AIM — Select lines where the word "einer" appears.

GIVEN DATA —

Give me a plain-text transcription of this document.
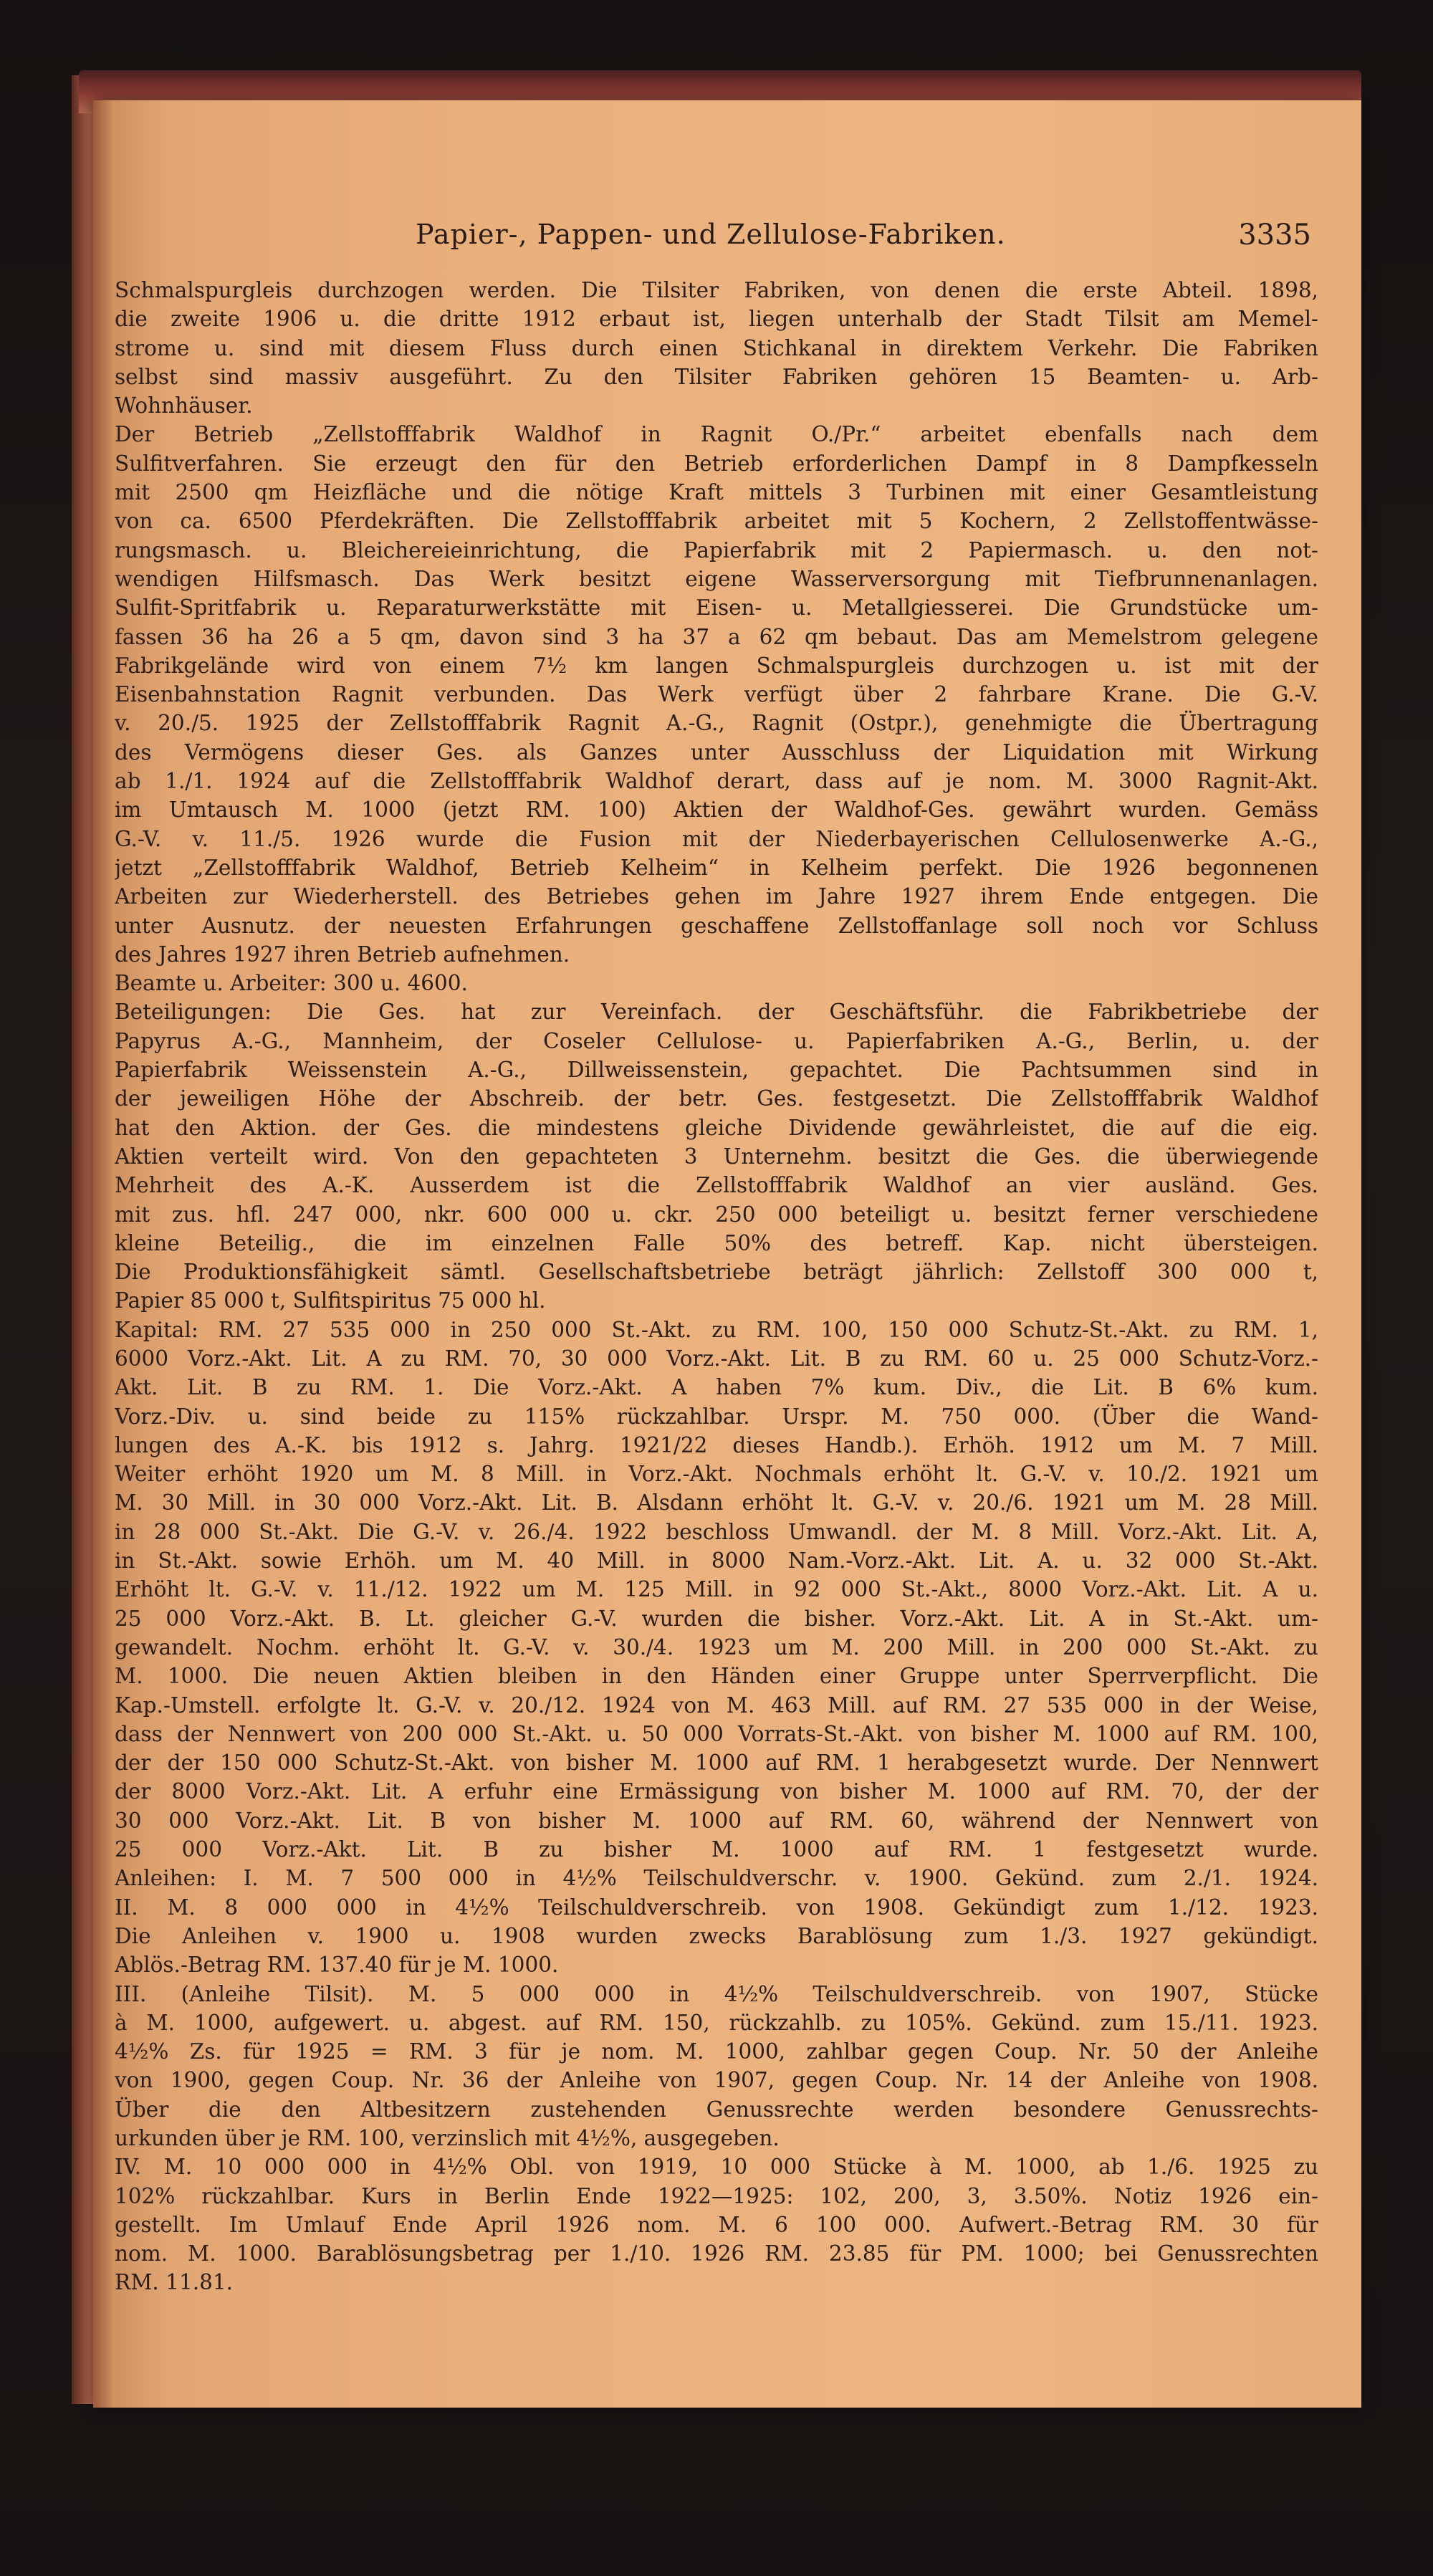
Papier-, Pappen- und Zellulose-Fabriken.	3335
Schmalspurgleis durchzogen werden. Die Tilsiter Fabriken, von denen die erste Abteil. 1898,
die zweite 1906 u. die dritte 1912 erbaut ist, liegen unterhalb der Stadt Tilsit am Memel-
strome u. sind mit diesem Fluss durch einen Stichkanal in direktem Verkehr. Die Fabriken
selbst sind massiv ausgeführt. Zu den Tilsiter Fabriken gehören 15 Beamten- u. Arb-
Wohnhäuser.
Der Betrieb „Zellstofffabrik Waldhof in Ragnit O./Pr.“ arbeitet ebenfalls nach dem
Sulfitverfahren. Sie erzeugt den für den Betrieb erforderlichen Dampf in 8 Dampfkesseln
mit 2500 qm Heizfläche und die nötige Kraft mittels 3 Turbinen mit einer Gesamtleistung
von ca. 6500 Pferdekräften. Die Zellstofffabrik arbeitet mit 5 Kochern, 2 Zellstoffentwässe-
rungsmasch. u. Bleichereieinrichtung, die Papierfabrik mit 2 Papiermasch. u. den not-
wendigen Hilfsmasch. Das Werk besitzt eigene Wasserversorgung mit Tiefbrunnenanlagen.
Sulfit-Spritfabrik u. Reparaturwerkstätte mit Eisen- u. Metallgiesserei. Die Grundstücke um-
fassen 36 ha 26 a 5 qm, davon sind 3 ha 37 a 62 qm bebaut. Das am Memelstrom gelegene
Fabrikgelände wird von einem 7½ km langen Schmalspurgleis durchzogen u. ist mit der
Eisenbahnstation Ragnit verbunden. Das Werk verfügt über 2 fahrbare Krane. Die G.-V.
v. 20./5. 1925 der Zellstofffabrik Ragnit A.-G., Ragnit (Ostpr.), genehmigte die Übertragung
des Vermögens dieser Ges. als Ganzes unter Ausschluss der Liquidation mit Wirkung
ab 1./1. 1924 auf die Zellstofffabrik Waldhof derart, dass auf je nom. M. 3000 Ragnit-Akt.
im Umtausch M. 1000 (jetzt RM. 100) Aktien der Waldhof-Ges. gewährt wurden. Gemäss
G.-V. v. 11./5. 1926 wurde die Fusion mit der Niederbayerischen Cellulosenwerke A.-G.,
jetzt „Zellstofffabrik Waldhof, Betrieb Kelheim“ in Kelheim perfekt. Die 1926 begonnenen
Arbeiten zur Wiederherstell. des Betriebes gehen im Jahre 1927 ihrem Ende entgegen. Die
unter Ausnutz. der neuesten Erfahrungen geschaffene Zellstoffanlage soll noch vor Schluss
des Jahres 1927 ihren Betrieb aufnehmen.
Beamte u. Arbeiter: 300 u. 4600.
Beteiligungen: Die Ges. hat zur Vereinfach. der Geschäftsführ. die Fabrikbetriebe der
Papyrus A.-G., Mannheim, der Coseler Cellulose- u. Papierfabriken A.-G., Berlin, u. der
Papierfabrik Weissenstein A.-G., Dillweissenstein, gepachtet. Die Pachtsummen sind in
der jeweiligen Höhe der Abschreib. der betr. Ges. festgesetzt. Die Zellstofffabrik Waldhof
hat den Aktion. der Ges. die mindestens gleiche Dividende gewährleistet, die auf die eig.
Aktien verteilt wird. Von den gepachteten 3 Unternehm. besitzt die Ges. die überwiegende
Mehrheit des A.-K. Ausserdem ist die Zellstofffabrik Waldhof an vier ausländ. Ges.
mit zus. hfl. 247 000, nkr. 600 000 u. ckr. 250 000 beteiligt u. besitzt ferner verschiedene
kleine Beteilig., die im einzelnen Falle 50% des betreff. Kap. nicht übersteigen.
Die Produktionsfähigkeit sämtl. Gesellschaftsbetriebe beträgt jährlich: Zellstoff 300 000 t,
Papier 85 000 t, Sulfitspiritus 75 000 hl.
Kapital: RM. 27 535 000 in 250 000 St.-Akt. zu RM. 100, 150 000 Schutz-St.-Akt. zu RM. 1,
6000 Vorz.-Akt. Lit. A zu RM. 70, 30 000 Vorz.-Akt. Lit. B zu RM. 60 u. 25 000 Schutz-Vorz.-
Akt. Lit. B zu RM. 1. Die Vorz.-Akt. A haben 7% kum. Div., die Lit. B 6% kum.
Vorz.-Div. u. sind beide zu 115% rückzahlbar. Urspr. M. 750 000. (Über die Wand-
lungen des A.-K. bis 1912 s. Jahrg. 1921/22 dieses Handb.). Erhöh. 1912 um M. 7 Mill.
Weiter erhöht 1920 um M. 8 Mill. in Vorz.-Akt. Nochmals erhöht lt. G.-V. v. 10./2. 1921 um
M. 30 Mill. in 30 000 Vorz.-Akt. Lit. B. Alsdann erhöht lt. G.-V. v. 20./6. 1921 um M. 28 Mill.
in 28 000 St.-Akt. Die G.-V. v. 26./4. 1922 beschloss Umwandl. der M. 8 Mill. Vorz.-Akt. Lit. A,
in St.-Akt. sowie Erhöh. um M. 40 Mill. in 8000 Nam.-Vorz.-Akt. Lit. A. u. 32 000 St.-Akt.
Erhöht lt. G.-V. v. 11./12. 1922 um M. 125 Mill. in 92 000 St.-Akt., 8000 Vorz.-Akt. Lit. A u.
25 000 Vorz.-Akt. B. Lt. gleicher G.-V. wurden die bisher. Vorz.-Akt. Lit. A in St.-Akt. um-
gewandelt. Nochm. erhöht lt. G.-V. v. 30./4. 1923 um M. 200 Mill. in 200 000 St.-Akt. zu
M. 1000. Die neuen Aktien bleiben in den Händen einer Gruppe unter Sperrverpflicht. Die
Kap.-Umstell. erfolgte lt. G.-V. v. 20./12. 1924 von M. 463 Mill. auf RM. 27 535 000 in der Weise,
dass der Nennwert von 200 000 St.-Akt. u. 50 000 Vorrats-St.-Akt. von bisher M. 1000 auf RM. 100,
der der 150 000 Schutz-St.-Akt. von bisher M. 1000 auf RM. 1 herabgesetzt wurde. Der Nennwert
der 8000 Vorz.-Akt. Lit. A erfuhr eine Ermässigung von bisher M. 1000 auf RM. 70, der der
30 000 Vorz.-Akt. Lit. B von bisher M. 1000 auf RM. 60, während der Nennwert von
25 000 Vorz.-Akt. Lit. B zu bisher M. 1000 auf RM. 1 festgesetzt wurde.
Anleihen: I. M. 7 500 000 in 4½% Teilschuldverschr. v. 1900. Gekünd. zum 2./1. 1924.
II. M. 8 000 000 in 4½% Teilschuldverschreib. von 1908. Gekündigt zum 1./12. 1923.
Die Anleihen v. 1900 u. 1908 wurden zwecks Barablösung zum 1./3. 1927 gekündigt.
Ablös.-Betrag RM. 137.40 für je M. 1000.
III. (Anleihe Tilsit). M. 5 000 000 in 4½% Teilschuldverschreib. von 1907, Stücke
à M. 1000, aufgewert. u. abgest. auf RM. 150, rückzahlb. zu 105%. Gekünd. zum 15./11. 1923.
4½% Zs. für 1925 = RM. 3 für je nom. M. 1000, zahlbar gegen Coup. Nr. 50 der Anleihe
von 1900, gegen Coup. Nr. 36 der Anleihe von 1907, gegen Coup. Nr. 14 der Anleihe von 1908.
Über die den Altbesitzern zustehenden Genussrechte werden besondere Genussrechts-
urkunden über je RM. 100, verzinslich mit 4½%, ausgegeben.
IV. M. 10 000 000 in 4½% Obl. von 1919, 10 000 Stücke à M. 1000, ab 1./6. 1925 zu
102% rückzahlbar. Kurs in Berlin Ende 1922—1925: 102, 200, 3, 3.50%. Notiz 1926 ein-
gestellt. Im Umlauf Ende April 1926 nom. M. 6 100 000. Aufwert.-Betrag RM. 30 für
nom. M. 1000. Barablösungsbetrag per 1./10. 1926 RM. 23.85 für PM. 1000; bei Genussrechten
RM. 11.81.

RESULT OF THE TASK —
mit 2500 qm Heizfläche und die nötige Kraft mittels 3 Turbinen mit einer Gesamtleistung
M. 1000. Die neuen Aktien bleiben in den Händen einer Gruppe unter Sperrverpflicht. Die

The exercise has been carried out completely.